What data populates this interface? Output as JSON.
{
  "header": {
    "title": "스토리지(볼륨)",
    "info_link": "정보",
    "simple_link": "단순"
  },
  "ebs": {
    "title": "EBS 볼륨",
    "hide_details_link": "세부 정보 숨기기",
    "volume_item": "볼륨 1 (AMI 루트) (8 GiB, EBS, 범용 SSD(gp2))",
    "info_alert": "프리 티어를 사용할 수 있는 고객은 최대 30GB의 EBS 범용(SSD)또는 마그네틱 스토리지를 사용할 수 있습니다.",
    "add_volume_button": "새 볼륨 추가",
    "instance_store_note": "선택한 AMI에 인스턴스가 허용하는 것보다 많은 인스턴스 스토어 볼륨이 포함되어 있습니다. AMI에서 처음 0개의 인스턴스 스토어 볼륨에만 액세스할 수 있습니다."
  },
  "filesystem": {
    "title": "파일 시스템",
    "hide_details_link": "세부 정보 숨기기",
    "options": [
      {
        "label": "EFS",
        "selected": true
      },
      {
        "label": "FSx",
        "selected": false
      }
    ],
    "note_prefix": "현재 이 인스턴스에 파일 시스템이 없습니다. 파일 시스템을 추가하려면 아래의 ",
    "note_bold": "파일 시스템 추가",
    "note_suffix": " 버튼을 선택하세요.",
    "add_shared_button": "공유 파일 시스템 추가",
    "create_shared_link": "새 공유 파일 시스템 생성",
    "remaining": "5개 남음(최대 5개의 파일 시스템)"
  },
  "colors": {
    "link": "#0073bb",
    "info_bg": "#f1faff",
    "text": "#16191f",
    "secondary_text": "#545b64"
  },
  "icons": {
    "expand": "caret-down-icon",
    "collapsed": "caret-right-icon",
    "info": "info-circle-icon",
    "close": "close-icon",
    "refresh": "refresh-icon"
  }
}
· · · ·
__Task directions__. Repeat the material above exactly.

__Full output__.
What data populates this interface? Output as JSON.
{
  "header": {
    "title": "스토리지(볼륨)",
    "info_link": "정보",
    "simple_link": "단순"
  },
  "ebs": {
    "title": "EBS 볼륨",
    "hide_details_link": "세부 정보 숨기기",
    "volume_item": "볼륨 1 (AMI 루트) (8 GiB, EBS, 범용 SSD(gp2))",
    "info_alert": "프리 티어를 사용할 수 있는 고객은 최대 30GB의 EBS 범용(SSD)또는 마그네틱 스토리지를 사용할 수 있습니다.",
    "add_volume_button": "새 볼륨 추가",
    "instance_store_note": "선택한 AMI에 인스턴스가 허용하는 것보다 많은 인스턴스 스토어 볼륨이 포함되어 있습니다. AMI에서 처음 0개의 인스턴스 스토어 볼륨에만 액세스할 수 있습니다."
  },
  "filesystem": {
    "title": "파일 시스템",
    "hide_details_link": "세부 정보 숨기기",
    "options": [
      {
        "label": "EFS",
        "selected": true
      },
      {
        "label": "FSx",
        "selected": false
      }
    ],
    "note_prefix": "현재 이 인스턴스에 파일 시스템이 없습니다. 파일 시스템을 추가하려면 아래의 ",
    "note_bold": "파일 시스템 추가",
    "note_suffix": " 버튼을 선택하세요.",
    "add_shared_button": "공유 파일 시스템 추가",
    "create_shared_link": "새 공유 파일 시스템 생성",
    "remaining": "5개 남음(최대 5개의 파일 시스템)"
  },
  "colors": {
    "link": "#0073bb",
    "info_bg": "#f1faff",
    "text": "#16191f",
    "secondary_text": "#545b64"
  },
  "icons": {
    "expand": "caret-down-icon",
    "collapsed": "caret-right-icon",
    "info": "info-circle-icon",
    "close": "close-icon",
    "refresh": "refresh-icon"
  }
}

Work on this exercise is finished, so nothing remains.